Rewrite the data from the start through the line containing "percent-axis-label: 80%: [1605, 106, 1659, 134]", swapping "price-axis-label" for "price-tick-label" and leaving everything else unchanged.

Excerpts from a layout annotation set

## Begin

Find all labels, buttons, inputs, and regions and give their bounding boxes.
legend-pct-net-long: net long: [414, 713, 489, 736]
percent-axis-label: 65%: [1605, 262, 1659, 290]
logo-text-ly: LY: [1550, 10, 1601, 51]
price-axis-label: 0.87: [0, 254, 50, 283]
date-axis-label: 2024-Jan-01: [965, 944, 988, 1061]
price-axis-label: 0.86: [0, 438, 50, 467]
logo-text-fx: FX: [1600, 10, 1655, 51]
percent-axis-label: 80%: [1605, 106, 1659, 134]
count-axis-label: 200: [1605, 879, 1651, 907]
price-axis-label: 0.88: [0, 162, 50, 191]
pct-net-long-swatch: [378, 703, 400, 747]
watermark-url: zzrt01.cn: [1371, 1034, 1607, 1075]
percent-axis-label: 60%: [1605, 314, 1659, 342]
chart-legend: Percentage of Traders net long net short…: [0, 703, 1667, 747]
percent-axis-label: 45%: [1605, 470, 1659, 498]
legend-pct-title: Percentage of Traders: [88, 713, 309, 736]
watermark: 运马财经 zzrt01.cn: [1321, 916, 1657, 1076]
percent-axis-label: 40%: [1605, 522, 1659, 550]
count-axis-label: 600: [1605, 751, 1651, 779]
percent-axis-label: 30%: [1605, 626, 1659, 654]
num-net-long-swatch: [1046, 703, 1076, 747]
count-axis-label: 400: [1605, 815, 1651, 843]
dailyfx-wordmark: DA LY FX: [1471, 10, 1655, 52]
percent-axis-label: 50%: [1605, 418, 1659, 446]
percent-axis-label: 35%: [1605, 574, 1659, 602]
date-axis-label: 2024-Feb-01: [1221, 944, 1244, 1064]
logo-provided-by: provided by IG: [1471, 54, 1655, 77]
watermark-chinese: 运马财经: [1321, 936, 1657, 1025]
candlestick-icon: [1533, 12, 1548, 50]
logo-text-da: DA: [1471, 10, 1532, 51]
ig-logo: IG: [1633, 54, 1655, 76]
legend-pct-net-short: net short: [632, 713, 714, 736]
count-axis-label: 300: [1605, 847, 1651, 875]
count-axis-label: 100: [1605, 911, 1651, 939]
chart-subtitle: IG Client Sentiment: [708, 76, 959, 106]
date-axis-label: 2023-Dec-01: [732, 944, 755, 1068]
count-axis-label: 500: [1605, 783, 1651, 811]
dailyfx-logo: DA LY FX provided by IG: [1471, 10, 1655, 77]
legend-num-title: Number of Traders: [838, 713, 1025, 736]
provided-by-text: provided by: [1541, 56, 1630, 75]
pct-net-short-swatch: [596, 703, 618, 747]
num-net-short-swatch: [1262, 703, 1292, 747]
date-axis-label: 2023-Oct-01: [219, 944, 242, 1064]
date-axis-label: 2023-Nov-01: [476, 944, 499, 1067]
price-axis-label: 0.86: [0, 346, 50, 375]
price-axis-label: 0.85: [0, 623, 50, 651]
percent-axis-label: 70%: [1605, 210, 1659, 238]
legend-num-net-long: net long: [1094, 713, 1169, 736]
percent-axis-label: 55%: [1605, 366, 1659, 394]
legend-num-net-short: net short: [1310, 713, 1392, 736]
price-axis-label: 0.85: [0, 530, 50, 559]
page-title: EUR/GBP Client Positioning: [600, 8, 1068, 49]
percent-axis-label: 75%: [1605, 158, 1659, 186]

## End

Reply to the task:
Find all labels, buttons, inputs, and regions and give their bounding boxes.
legend-pct-net-long: net long: [414, 713, 489, 736]
percent-axis-label: 65%: [1605, 262, 1659, 290]
logo-text-ly: LY: [1550, 10, 1601, 51]
price-tick-label: 0.87: [0, 254, 50, 283]
date-axis-label: 2024-Jan-01: [965, 944, 988, 1061]
price-tick-label: 0.86: [0, 438, 50, 467]
logo-text-fx: FX: [1600, 10, 1655, 51]
percent-axis-label: 80%: [1605, 106, 1659, 134]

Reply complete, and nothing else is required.